Exercise aim: Search the material below for the string "утверждении" and extract each line that has it.

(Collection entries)
<<<<

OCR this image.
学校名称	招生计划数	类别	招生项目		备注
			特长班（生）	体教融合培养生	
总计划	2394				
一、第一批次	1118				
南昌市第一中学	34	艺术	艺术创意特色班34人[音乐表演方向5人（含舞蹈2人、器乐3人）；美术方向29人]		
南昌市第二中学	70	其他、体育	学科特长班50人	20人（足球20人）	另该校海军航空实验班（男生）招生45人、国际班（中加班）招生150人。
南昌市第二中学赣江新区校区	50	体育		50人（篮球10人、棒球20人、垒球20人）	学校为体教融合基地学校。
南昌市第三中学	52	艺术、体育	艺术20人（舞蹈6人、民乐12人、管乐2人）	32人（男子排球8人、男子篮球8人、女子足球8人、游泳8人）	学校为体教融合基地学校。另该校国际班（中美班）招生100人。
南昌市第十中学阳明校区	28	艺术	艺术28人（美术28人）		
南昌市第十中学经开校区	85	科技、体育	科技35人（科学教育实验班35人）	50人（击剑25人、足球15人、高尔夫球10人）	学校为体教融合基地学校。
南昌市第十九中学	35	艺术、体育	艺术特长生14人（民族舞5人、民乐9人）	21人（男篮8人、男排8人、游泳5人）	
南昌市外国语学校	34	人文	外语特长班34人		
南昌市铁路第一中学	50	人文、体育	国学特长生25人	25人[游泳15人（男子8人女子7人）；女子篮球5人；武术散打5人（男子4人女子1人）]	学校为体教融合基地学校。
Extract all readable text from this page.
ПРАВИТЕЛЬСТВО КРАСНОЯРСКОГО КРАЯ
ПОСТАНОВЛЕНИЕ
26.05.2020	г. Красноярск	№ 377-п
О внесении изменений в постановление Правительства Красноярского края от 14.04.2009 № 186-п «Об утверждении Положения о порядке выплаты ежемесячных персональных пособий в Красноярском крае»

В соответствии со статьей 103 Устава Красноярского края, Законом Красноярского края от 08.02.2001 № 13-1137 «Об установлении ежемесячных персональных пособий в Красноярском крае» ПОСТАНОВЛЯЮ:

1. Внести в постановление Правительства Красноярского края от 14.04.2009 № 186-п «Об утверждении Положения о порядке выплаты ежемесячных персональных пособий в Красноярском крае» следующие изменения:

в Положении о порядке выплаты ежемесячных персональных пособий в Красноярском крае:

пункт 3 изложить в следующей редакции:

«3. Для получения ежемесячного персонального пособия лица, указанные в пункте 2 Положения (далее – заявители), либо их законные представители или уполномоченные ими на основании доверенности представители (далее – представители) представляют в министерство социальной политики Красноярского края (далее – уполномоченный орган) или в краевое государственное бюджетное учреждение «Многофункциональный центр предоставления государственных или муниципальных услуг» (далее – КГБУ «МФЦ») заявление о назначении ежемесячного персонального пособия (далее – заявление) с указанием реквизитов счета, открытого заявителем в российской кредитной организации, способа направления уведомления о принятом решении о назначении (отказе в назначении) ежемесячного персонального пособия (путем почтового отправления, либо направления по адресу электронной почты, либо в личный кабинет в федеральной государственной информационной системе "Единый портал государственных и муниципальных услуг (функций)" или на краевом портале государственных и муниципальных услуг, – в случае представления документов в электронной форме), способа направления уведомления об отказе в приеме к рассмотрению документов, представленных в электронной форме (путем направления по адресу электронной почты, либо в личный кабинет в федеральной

>>>>
<<<<

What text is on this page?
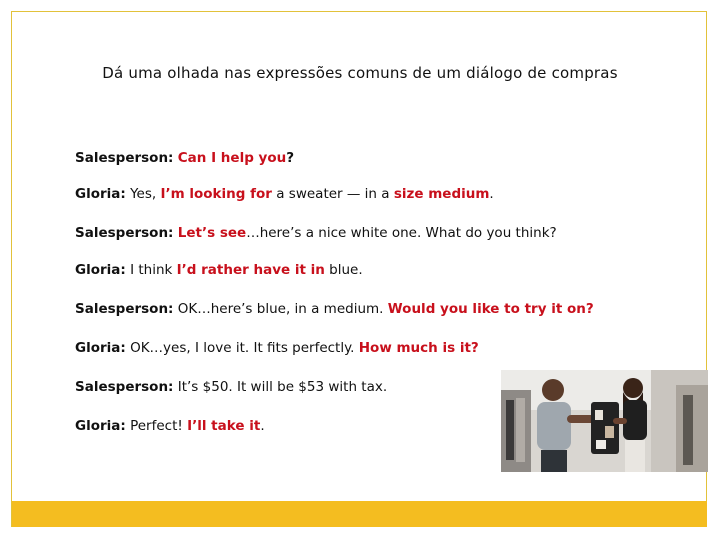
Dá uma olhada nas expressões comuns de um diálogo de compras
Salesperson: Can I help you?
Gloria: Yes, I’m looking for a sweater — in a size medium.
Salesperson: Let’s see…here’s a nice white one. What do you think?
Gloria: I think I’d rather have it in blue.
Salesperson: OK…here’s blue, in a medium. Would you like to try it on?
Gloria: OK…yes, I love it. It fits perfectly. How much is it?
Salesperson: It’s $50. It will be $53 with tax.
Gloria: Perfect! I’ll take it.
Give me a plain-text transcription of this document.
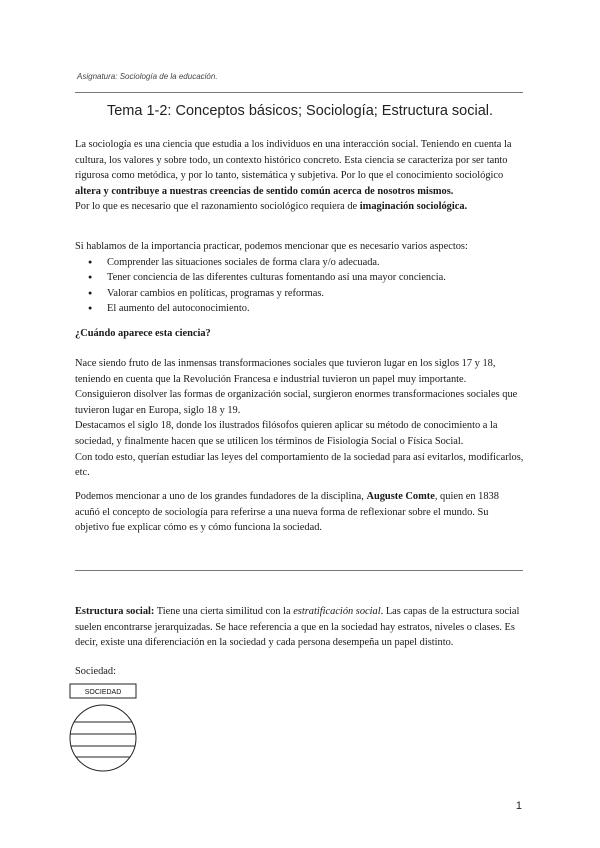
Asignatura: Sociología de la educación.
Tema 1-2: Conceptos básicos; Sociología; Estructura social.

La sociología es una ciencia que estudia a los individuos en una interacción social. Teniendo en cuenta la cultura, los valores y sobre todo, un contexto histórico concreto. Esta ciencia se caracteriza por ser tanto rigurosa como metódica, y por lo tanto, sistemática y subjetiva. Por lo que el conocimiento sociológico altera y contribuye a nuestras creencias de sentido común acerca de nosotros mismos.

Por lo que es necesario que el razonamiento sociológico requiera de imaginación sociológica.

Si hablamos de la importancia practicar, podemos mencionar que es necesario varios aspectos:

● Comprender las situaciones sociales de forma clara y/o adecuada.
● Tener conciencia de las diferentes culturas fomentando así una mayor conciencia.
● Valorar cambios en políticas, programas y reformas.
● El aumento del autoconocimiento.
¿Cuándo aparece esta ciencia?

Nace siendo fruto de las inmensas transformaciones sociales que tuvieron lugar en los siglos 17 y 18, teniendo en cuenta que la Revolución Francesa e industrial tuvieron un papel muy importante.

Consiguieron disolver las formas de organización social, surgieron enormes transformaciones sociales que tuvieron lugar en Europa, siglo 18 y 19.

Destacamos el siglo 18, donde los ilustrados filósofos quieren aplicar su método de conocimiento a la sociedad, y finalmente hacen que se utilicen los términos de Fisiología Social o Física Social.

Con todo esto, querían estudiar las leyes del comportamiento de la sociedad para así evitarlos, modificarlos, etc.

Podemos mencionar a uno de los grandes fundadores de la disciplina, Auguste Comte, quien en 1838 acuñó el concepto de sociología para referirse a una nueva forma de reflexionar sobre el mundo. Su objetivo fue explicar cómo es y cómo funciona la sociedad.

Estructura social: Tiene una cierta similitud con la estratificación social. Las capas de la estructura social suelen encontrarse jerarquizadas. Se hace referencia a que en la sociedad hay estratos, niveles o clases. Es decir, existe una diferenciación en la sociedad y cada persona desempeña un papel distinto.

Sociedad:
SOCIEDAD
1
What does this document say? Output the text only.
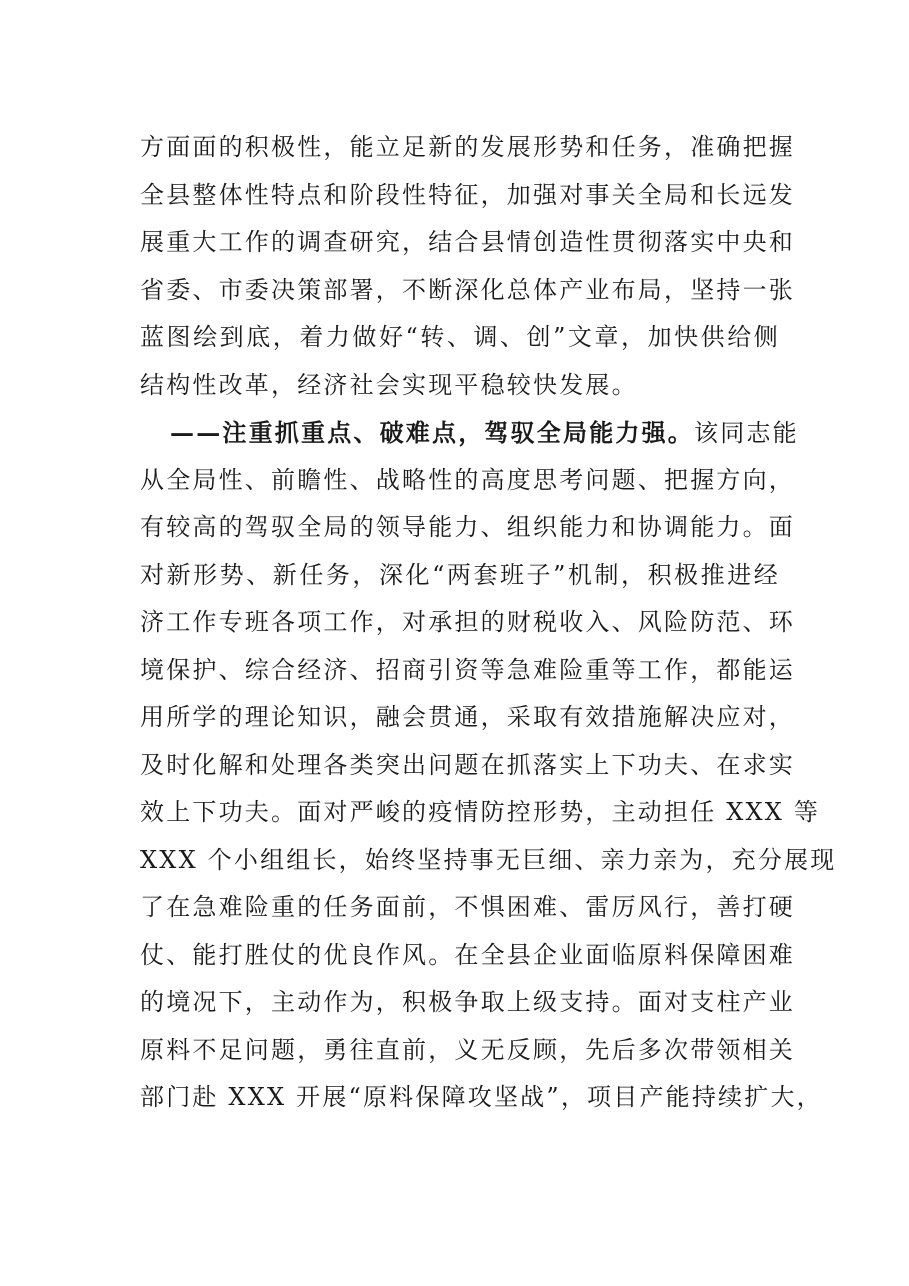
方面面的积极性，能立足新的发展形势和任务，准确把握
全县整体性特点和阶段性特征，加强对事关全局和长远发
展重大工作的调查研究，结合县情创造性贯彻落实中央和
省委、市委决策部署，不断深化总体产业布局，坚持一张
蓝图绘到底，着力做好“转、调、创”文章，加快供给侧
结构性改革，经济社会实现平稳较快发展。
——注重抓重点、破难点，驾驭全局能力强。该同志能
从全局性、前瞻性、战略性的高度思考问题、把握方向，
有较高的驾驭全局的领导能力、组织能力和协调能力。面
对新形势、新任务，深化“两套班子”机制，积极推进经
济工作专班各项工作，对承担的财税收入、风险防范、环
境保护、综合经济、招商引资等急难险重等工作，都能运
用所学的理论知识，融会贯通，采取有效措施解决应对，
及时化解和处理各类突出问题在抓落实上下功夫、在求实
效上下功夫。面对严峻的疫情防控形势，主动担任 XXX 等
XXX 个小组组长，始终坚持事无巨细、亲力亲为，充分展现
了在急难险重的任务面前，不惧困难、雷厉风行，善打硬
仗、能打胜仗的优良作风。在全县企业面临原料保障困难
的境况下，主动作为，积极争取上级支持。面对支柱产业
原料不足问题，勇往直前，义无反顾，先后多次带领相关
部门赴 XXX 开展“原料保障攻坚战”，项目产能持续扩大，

>>>>

Exercise result:
О внесении изменений в постановление Правительства Красноярского края от 14.04.2009 № 186-п «Об утверждении Положения о порядке выплаты ежемесячных персональных пособий в Красноярском крае»
1. Внести в постановление Правительства Красноярского края от 14.04.2009 № 186-п «Об утверждении Положения о порядке выплаты ежемесячных персональных пособий в Красноярском крае» следующие изменения:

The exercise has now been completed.